== Available records ==
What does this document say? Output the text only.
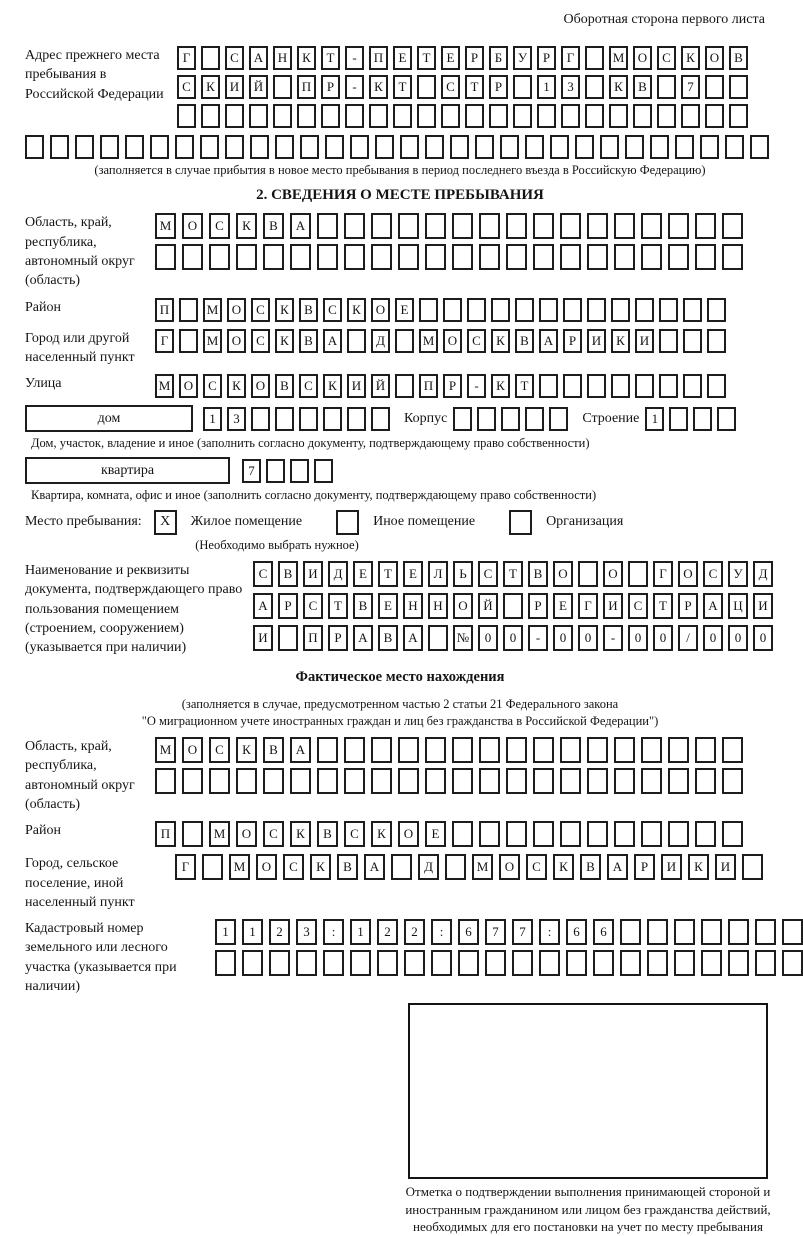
Оборотная сторона первого листа
Адрес прежнего места пребывания в Российской Федерации
Г	С	А	Н	К	Т	-	П	Е	Т	Е	Р	Б	У	Р	Г	М	О	С	К	О	В
С	К	И	Й	П	Р	-	К	Т	С	Т	Р	1	3	К	В	7
(заполняется в случае прибытия в новое место пребывания в период последнего въезда в Российскую Федерацию)
2. СВЕДЕНИЯ О МЕСТЕ ПРЕБЫВАНИЯ
Область, край, республика, автономный округ (область)
М	О	С	К	В	А
Район	П	М	О	С	К	В	С	К	О	Е
Город или другой населенный пункт
Г	М	О	С	К	В	А	Д	М	О	С	К	В	А	Р	И	К	И
Улица	М	О	С	К	О	В	С	К	И	Й	П	Р	-	К	Т
дом	1	3	Корпус	Строение 1
Дом, участок, владение и иное (заполнить согласно документу, подтверждающему право собственности)
квартира	7
Квартира, комната, офис и иное (заполнить согласно документу, подтверждающему право собственности)
Место пребывания:	X	Жилое помещение	Иное помещение	Организация
(Необходимо выбрать нужное)
Наименование и реквизиты документа, подтверждающего право пользования помещением (строением, сооружением) (указывается при наличии)
С	В	И	Д	Е	Т	Е	Л	Ь	С	Т	В	О	О	Г	О	С	У	Д
А	Р	С	Т	В	Е	Н	Н	О	Й	Р	Е	Г	И	С	Т	Р	А	Ц	И
И	П	Р	А	В	А	№	0	0	-	0	0	-	0	0	/	0	0	0
Фактическое место нахождения
(заполняется в случае, предусмотренном частью 2 статьи 21 Федерального закона
"О миграционном учете иностранных граждан и лиц без гражданства в Российской Федерации")
Область, край, республика, автономный округ (область)
М	О	С	К	В	А
Район	П	М	О	С	К	В	С	К	О	Е
Город, сельское поселение, иной населенный пункт
Г	М	О	С	К	В	А	Д	М	О	С	К	В	А	Р	И	К	И
Кадастровый номер земельного или лесного участка (указывается при наличии)
1	1	2	3	:	1	2	2	:	6	7	7	:	6	6
Отметка о подтверждении выполнения принимающей стороной и иностранным гражданином или лицом без гражданства действий, необходимых для его постановки на учет по месту пребывания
===
Return each full line of the entries that contains the word "указывается".

Наименование и реквизиты документа, подтверждающего право пользования помещением (строением, сооружением) (указывается при наличии)
Кадастровый номер земельного или лесного участка (указывается при наличии)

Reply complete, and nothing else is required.